Material supplied:
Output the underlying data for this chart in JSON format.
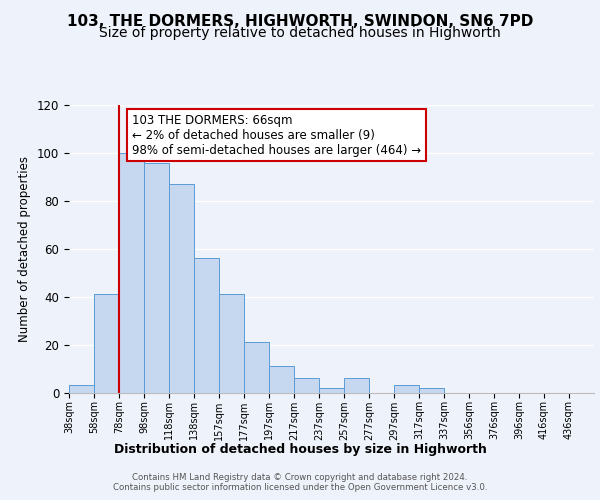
{
  "title": "103, THE DORMERS, HIGHWORTH, SWINDON, SN6 7PD",
  "subtitle": "Size of property relative to detached houses in Highworth",
  "xlabel": "Distribution of detached houses by size in Highworth",
  "ylabel": "Number of detached properties",
  "bar_labels": [
    "38sqm",
    "58sqm",
    "78sqm",
    "98sqm",
    "118sqm",
    "138sqm",
    "157sqm",
    "177sqm",
    "197sqm",
    "217sqm",
    "237sqm",
    "257sqm",
    "277sqm",
    "297sqm",
    "317sqm",
    "337sqm",
    "356sqm",
    "376sqm",
    "396sqm",
    "416sqm",
    "436sqm"
  ],
  "bar_values": [
    3,
    41,
    100,
    96,
    87,
    56,
    41,
    21,
    11,
    6,
    2,
    6,
    0,
    3,
    2,
    0,
    0,
    0,
    0,
    0,
    0
  ],
  "bar_color": "#c5d8f0",
  "bar_edge_color": "#5b9bd5",
  "annotation_line1": "103 THE DORMERS: 66sqm",
  "annotation_line2": "← 2% of detached houses are smaller (9)",
  "annotation_line3": "98% of semi-detached houses are larger (464) →",
  "annotation_box_edge_color": "#cc0000",
  "annotation_box_face_color": "#ffffff",
  "vline_color": "#cc0000",
  "ylim": [
    0,
    120
  ],
  "yticks": [
    0,
    20,
    40,
    60,
    80,
    100,
    120
  ],
  "background_color": "#eef2fa",
  "grid_color": "#ffffff",
  "footer_text": "Contains HM Land Registry data © Crown copyright and database right 2024.\nContains public sector information licensed under the Open Government Licence v3.0.",
  "title_fontsize": 11,
  "subtitle_fontsize": 10,
  "xlabel_fontsize": 9,
  "ylabel_fontsize": 8.5
}
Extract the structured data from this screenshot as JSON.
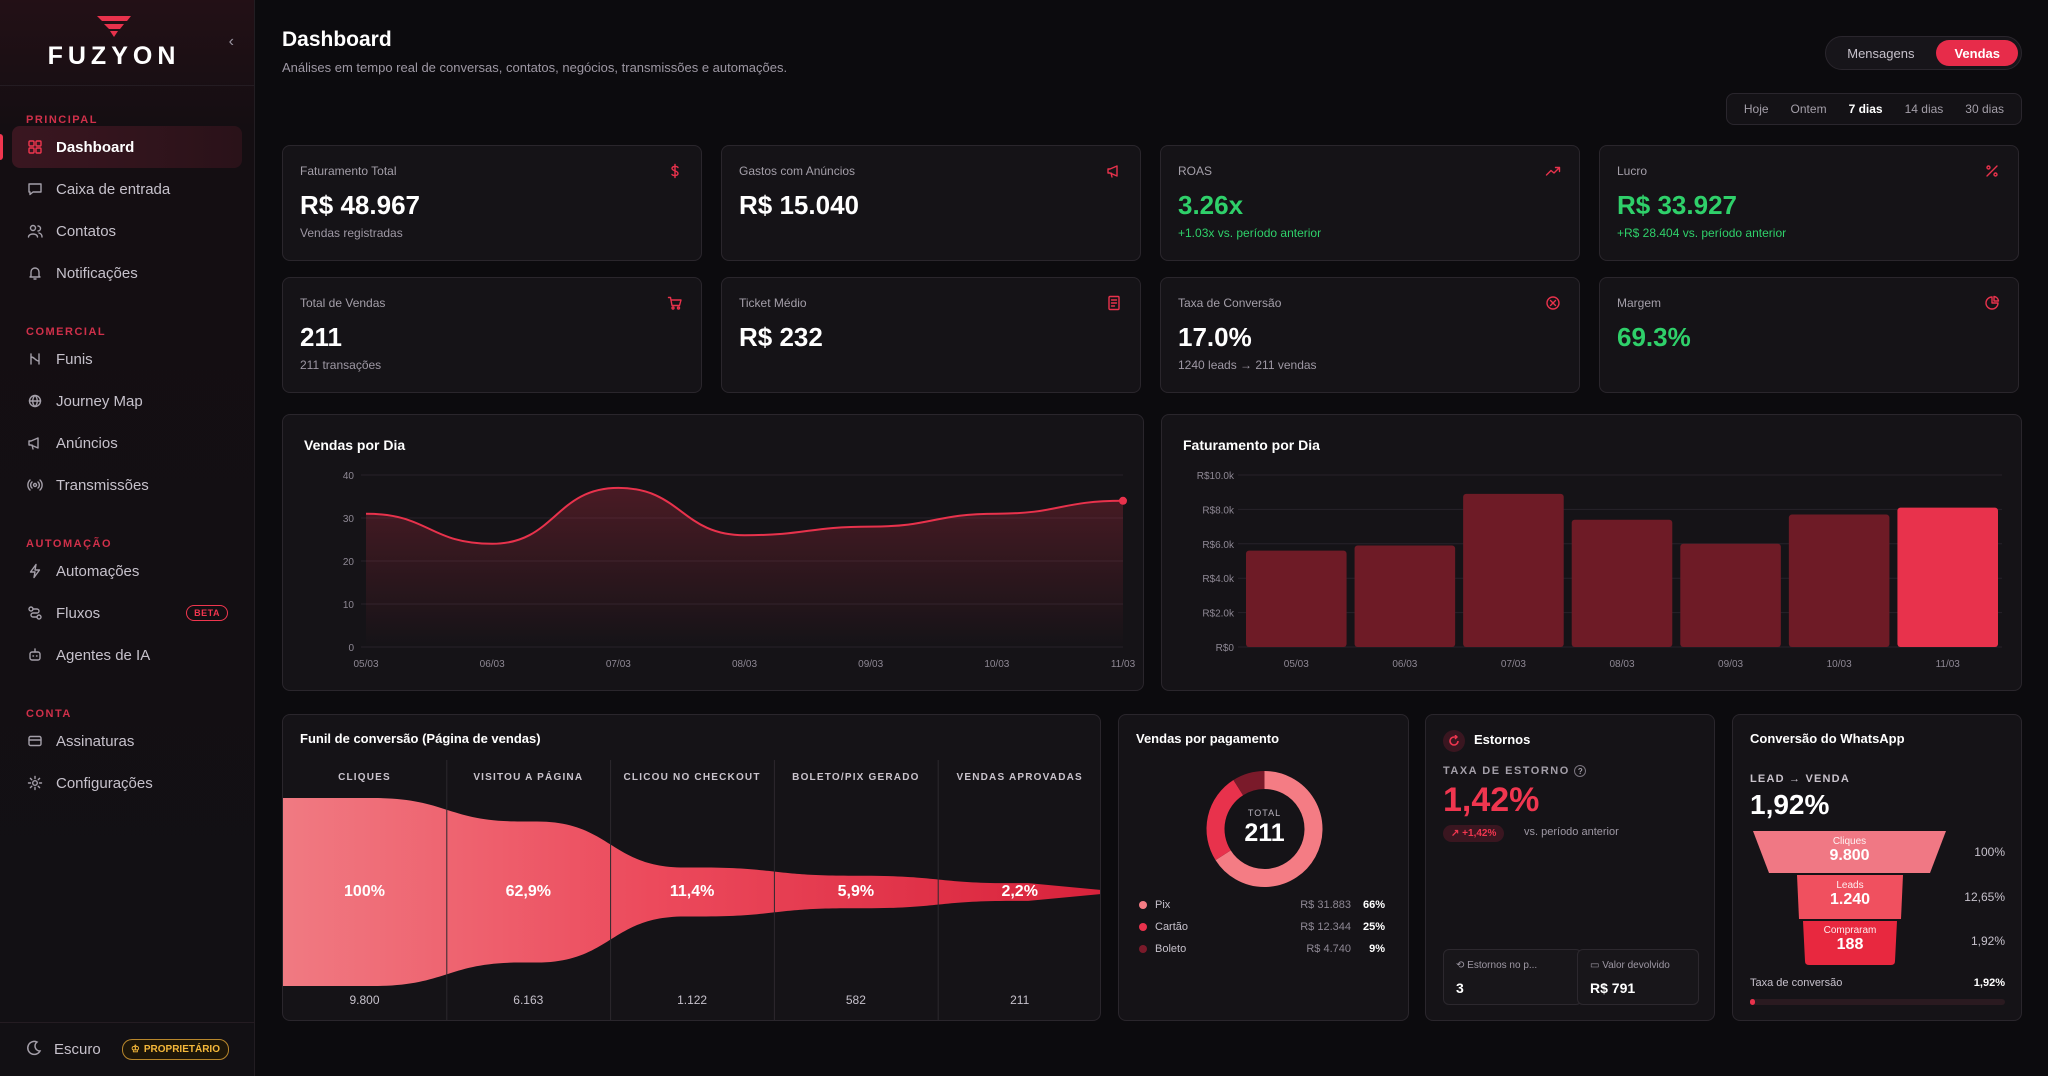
{
  "brand": {
    "name": "FUZYON"
  },
  "sidebar": {
    "sections": [
      {
        "title": "PRINCIPAL",
        "items": [
          {
            "label": "Dashboard",
            "icon": "grid-icon",
            "active": true
          },
          {
            "label": "Caixa de entrada",
            "icon": "inbox-icon"
          },
          {
            "label": "Contatos",
            "icon": "users-icon"
          },
          {
            "label": "Notificações",
            "icon": "bell-icon"
          }
        ]
      },
      {
        "title": "COMERCIAL",
        "items": [
          {
            "label": "Funis",
            "icon": "funnel-icon"
          },
          {
            "label": "Journey Map",
            "icon": "map-icon"
          },
          {
            "label": "Anúncios",
            "icon": "megaphone-icon"
          },
          {
            "label": "Transmissões",
            "icon": "broadcast-icon"
          }
        ]
      },
      {
        "title": "AUTOMAÇÃO",
        "items": [
          {
            "label": "Automações",
            "icon": "zap-icon"
          },
          {
            "label": "Fluxos",
            "icon": "flow-icon",
            "badge": "BETA"
          },
          {
            "label": "Agentes de IA",
            "icon": "bot-icon"
          }
        ]
      },
      {
        "title": "CONTA",
        "items": [
          {
            "label": "Assinaturas",
            "icon": "card-icon"
          },
          {
            "label": "Configurações",
            "icon": "gear-icon"
          }
        ]
      }
    ],
    "footer": {
      "theme_label": "Escuro",
      "role_badge": "PROPRIETÁRIO"
    }
  },
  "header": {
    "title": "Dashboard",
    "subtitle": "Análises em tempo real de conversas, contatos, negócios, transmissões e automações.",
    "view_toggle": [
      "Mensagens",
      "Vendas"
    ],
    "view_selected": "Vendas",
    "ranges": [
      "Hoje",
      "Ontem",
      "7 dias",
      "14 dias",
      "30 dias"
    ],
    "range_selected": "7 dias"
  },
  "kpis": [
    {
      "label": "Faturamento Total",
      "value": "R$ 48.967",
      "sub": "Vendas registradas",
      "icon": "dollar-icon",
      "tone": "default"
    },
    {
      "label": "Gastos com Anúncios",
      "value": "R$ 15.040",
      "sub": "",
      "icon": "megaphone-icon",
      "tone": "default"
    },
    {
      "label": "ROAS",
      "value": "3.26x",
      "sub": "+1.03x vs. período anterior",
      "icon": "trend-up-icon",
      "tone": "green"
    },
    {
      "label": "Lucro",
      "value": "R$ 33.927",
      "sub": "+R$ 28.404 vs. período anterior",
      "icon": "percent-icon",
      "tone": "green"
    },
    {
      "label": "Total de Vendas",
      "value": "211",
      "sub": "211 transações",
      "icon": "cart-icon",
      "tone": "default"
    },
    {
      "label": "Ticket Médio",
      "value": "R$ 232",
      "sub": "",
      "icon": "receipt-icon",
      "tone": "default"
    },
    {
      "label": "Taxa de Conversão",
      "value": "17.0%",
      "sub": "1240 leads → 211 vendas",
      "icon": "target-icon",
      "tone": "default"
    },
    {
      "label": "Margem",
      "value": "69.3%",
      "sub": "",
      "icon": "pie-icon",
      "tone": "green"
    }
  ],
  "chart_data": [
    {
      "type": "line",
      "title": "Vendas por Dia",
      "categories": [
        "05/03",
        "06/03",
        "07/03",
        "08/03",
        "09/03",
        "10/03",
        "11/03"
      ],
      "series": [
        {
          "values": [
            31,
            24,
            37,
            26,
            28,
            31,
            34
          ]
        }
      ],
      "yticks": [
        "40",
        "30",
        "20",
        "10",
        "0"
      ],
      "ylim": [
        0,
        40
      ],
      "grid": true
    },
    {
      "type": "bar",
      "title": "Faturamento por Dia",
      "categories": [
        "05/03",
        "06/03",
        "07/03",
        "08/03",
        "09/03",
        "10/03",
        "11/03"
      ],
      "values": [
        5600,
        5900,
        8900,
        7400,
        6000,
        7700,
        8100
      ],
      "yticks": [
        "R$10.0k",
        "R$8.0k",
        "R$6.0k",
        "R$4.0k",
        "R$2.0k",
        "R$0"
      ],
      "ylim": [
        0,
        10000
      ],
      "highlight_last": true
    }
  ],
  "funnel": {
    "title": "Funil de conversão (Página de vendas)",
    "stages": [
      {
        "head": "CLIQUES",
        "pct": "100%",
        "count": "9.800",
        "value": 1.0
      },
      {
        "head": "VISITOU A PÁGINA",
        "pct": "62,9%",
        "count": "6.163",
        "value": 0.629
      },
      {
        "head": "CLICOU NO CHECKOUT",
        "pct": "11,4%",
        "count": "1.122",
        "value": 0.114
      },
      {
        "head": "BOLETO/PIX GERADO",
        "pct": "5,9%",
        "count": "582",
        "value": 0.059
      },
      {
        "head": "VENDAS APROVADAS",
        "pct": "2,2%",
        "count": "211",
        "value": 0.022
      }
    ]
  },
  "payment": {
    "title": "Vendas por pagamento",
    "total_label": "TOTAL",
    "total_value": "211",
    "rows": [
      {
        "name": "Pix",
        "amount": "R$ 31.883",
        "pct": "66%",
        "share": 0.66,
        "color": "#f47c84"
      },
      {
        "name": "Cartão",
        "amount": "R$ 12.344",
        "pct": "25%",
        "share": 0.25,
        "color": "#e8324c"
      },
      {
        "name": "Boleto",
        "amount": "R$ 4.740",
        "pct": "9%",
        "share": 0.09,
        "color": "#7a1a2a"
      }
    ]
  },
  "refunds": {
    "title": "Estornos",
    "rate_label": "TAXA DE ESTORNO",
    "rate_value": "1,42%",
    "delta": "+1,42%",
    "vs": "vs. período anterior",
    "count_label": "Estornos no p...",
    "count_value": "3",
    "amount_label": "Valor devolvido",
    "amount_value": "R$ 791"
  },
  "whatsapp": {
    "title": "Conversão do WhatsApp",
    "kpi_label": "LEAD → VENDA",
    "kpi_value": "1,92%",
    "levels": [
      {
        "label": "Cliques",
        "value": "9.800",
        "pct": "100%"
      },
      {
        "label": "Leads",
        "value": "1.240",
        "pct": "12,65%"
      },
      {
        "label": "Compraram",
        "value": "188",
        "pct": "1,92%"
      }
    ],
    "footer_label": "Taxa de conversão",
    "footer_value": "1,92%",
    "footer_fill": 0.0192
  },
  "colors": {
    "accent": "#e8324c",
    "green": "#2fd06a",
    "bar": "#6e1b26",
    "bar_highlight": "#e8324c"
  }
}
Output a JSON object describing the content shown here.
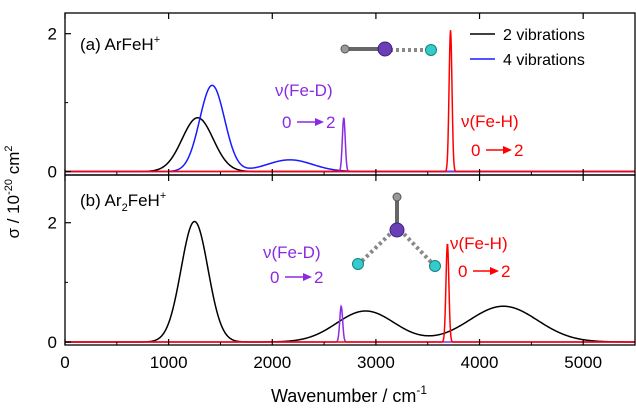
{
  "chart_data": {
    "type": "line",
    "xlabel_main": "Wavenumber / cm",
    "xlabel_sup": "-1",
    "ylabel_pre": "σ / 10",
    "ylabel_sup": "-20",
    "ylabel_post": " cm",
    "ylabel_sup2": "2",
    "xlim": [
      0,
      5500
    ],
    "xticks": [
      "0",
      "1000",
      "2000",
      "3000",
      "4000",
      "5000"
    ],
    "xtick_values": [
      0,
      1000,
      2000,
      3000,
      4000,
      5000
    ],
    "legend": {
      "position": "top-right",
      "entries": [
        {
          "label": "2 vibrations",
          "color": "#000000"
        },
        {
          "label": "4 vibrations",
          "color": "#1a1aff"
        }
      ]
    },
    "colors": {
      "black": "#000000",
      "blue": "#1a1aff",
      "red": "#ff0000",
      "purple": "#8a2be2",
      "atom_center": "#6a3fb5",
      "atom_h": "#33cccc",
      "atom_ar": "#888888"
    },
    "panels": [
      {
        "label_pre": "(a) ArFeH",
        "label_sup": "+",
        "ylim": [
          -0.05,
          2.3
        ],
        "yticks": [
          "0",
          "2"
        ],
        "ytick_values": [
          0,
          2
        ],
        "annot_fed_1": "ν(Fe-D)",
        "annot_fed_2": "0",
        "annot_fed_3": "2",
        "annot_feh_1": "ν(Fe-H)",
        "annot_feh_2": "0",
        "annot_feh_3": "2",
        "series": [
          {
            "name": "2 vibrations",
            "color": "#000000",
            "peaks": [
              [
                1280,
                0.78,
                150
              ]
            ]
          },
          {
            "name": "4 vibrations",
            "color": "#1a1aff",
            "peaks": [
              [
                1420,
                1.25,
                120
              ],
              [
                2170,
                0.17,
                220
              ]
            ]
          },
          {
            "color": "#8a2be2",
            "peaks": [
              [
                2690,
                0.78,
                14
              ]
            ]
          },
          {
            "color": "#ff0000",
            "peaks": [
              [
                3720,
                2.05,
                14
              ]
            ]
          }
        ]
      },
      {
        "label_pre": "(b) Ar",
        "label_sub": "2",
        "label_post": "FeH",
        "label_sup": "+",
        "ylim": [
          -0.05,
          2.8
        ],
        "yticks": [
          "0",
          "2"
        ],
        "ytick_values": [
          0,
          2
        ],
        "annot_fed_1": "ν(Fe-D)",
        "annot_fed_2": "0",
        "annot_fed_3": "2",
        "annot_feh_1": "ν(Fe-H)",
        "annot_feh_2": "0",
        "annot_feh_3": "2",
        "series": [
          {
            "color": "#000000",
            "peaks": [
              [
                1250,
                2.02,
                130
              ],
              [
                2900,
                0.52,
                280
              ],
              [
                4230,
                0.6,
                330
              ]
            ]
          },
          {
            "color": "#8a2be2",
            "peaks": [
              [
                2665,
                0.6,
                14
              ]
            ]
          },
          {
            "color": "#ff0000",
            "peaks": [
              [
                3690,
                1.65,
                14
              ]
            ]
          }
        ]
      }
    ]
  }
}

Brief: Above are the records. Identify each line that contains the word "período".

Task result:
      "sub": "+1.03x vs. período anterior",
      "sub": "+R$ 28.404 vs. período anterior",
    "vs": "vs. período anterior",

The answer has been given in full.